> _WRITTEN EXERCISE_
Reproduce each line that includes the word "Panel".

(Dataset entries)
____________

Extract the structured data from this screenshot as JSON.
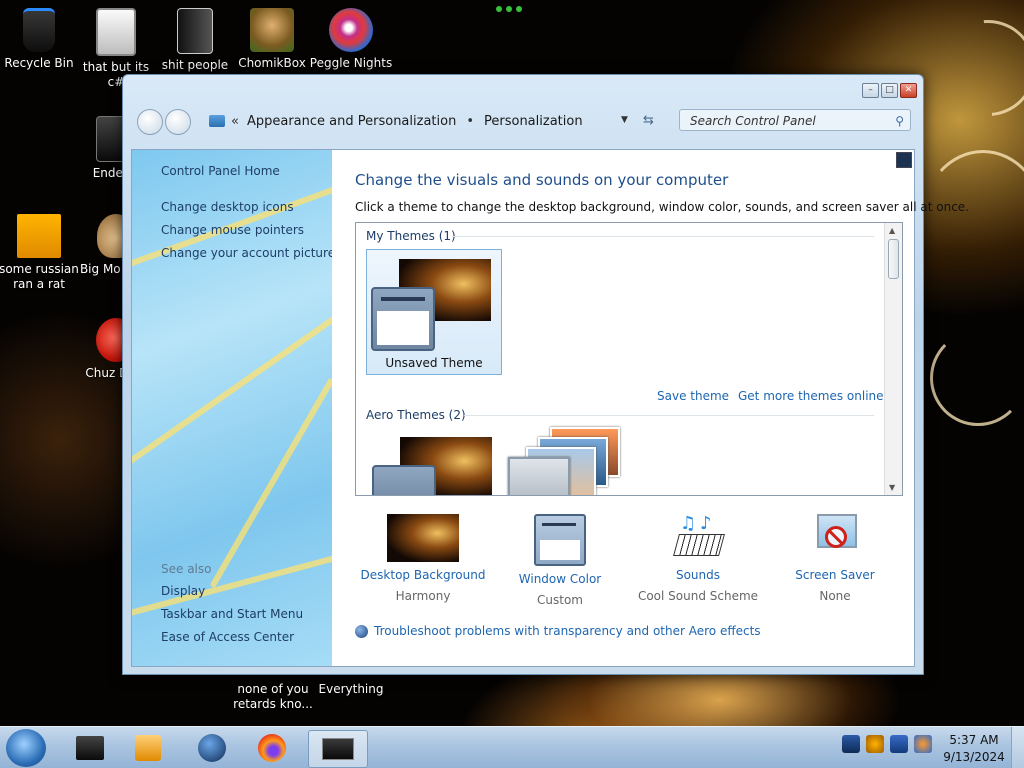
{
  "desktop": {
    "icons": [
      {
        "label": "Recycle Bin"
      },
      {
        "label": "that but its c#"
      },
      {
        "label": "shit people"
      },
      {
        "label": "ChomikBox"
      },
      {
        "label": "Peggle Nights"
      },
      {
        "label": "Enderm"
      },
      {
        "label": "some russian ran a rat"
      },
      {
        "label": "Big Mo Delu"
      },
      {
        "label": "Chuz Delu"
      },
      {
        "label": "none of you retards kno..."
      },
      {
        "label": "Everything"
      }
    ]
  },
  "window": {
    "breadcrumb_parent": "Appearance and Personalization",
    "breadcrumb_current": "Personalization",
    "overflow_chevron": "«",
    "separator": "•",
    "search_placeholder": "Search Control Panel",
    "sidebar": {
      "home": "Control Panel Home",
      "links": [
        "Change desktop icons",
        "Change mouse pointers",
        "Change your account picture"
      ],
      "see_also_label": "See also",
      "see_also": [
        "Display",
        "Taskbar and Start Menu",
        "Ease of Access Center"
      ]
    },
    "heading": "Change the visuals and sounds on your computer",
    "subheading": "Click a theme to change the desktop background, window color, sounds, and screen saver all at once.",
    "my_themes_label": "My Themes (1)",
    "unsaved_theme": "Unsaved Theme",
    "save_theme": "Save theme",
    "get_more_themes": "Get more themes online",
    "aero_themes_label": "Aero Themes (2)",
    "bottom": [
      {
        "title": "Desktop Background",
        "value": "Harmony",
        "icon": "wallpaper-thumbnail"
      },
      {
        "title": "Window Color",
        "value": "Custom",
        "icon": "window-color-icon"
      },
      {
        "title": "Sounds",
        "value": "Cool Sound Scheme",
        "icon": "sounds-piano-icon"
      },
      {
        "title": "Screen Saver",
        "value": "None",
        "icon": "screensaver-none-icon"
      }
    ],
    "troubleshoot": "Troubleshoot problems with transparency and other Aero effects"
  },
  "taskbar": {
    "time": "5:37 AM",
    "date": "9/13/2024"
  }
}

____________

> _ANSWER TO THE EXERCISE_
    "search_placeholder": "Search Control Panel",
      "home": "Control Panel Home",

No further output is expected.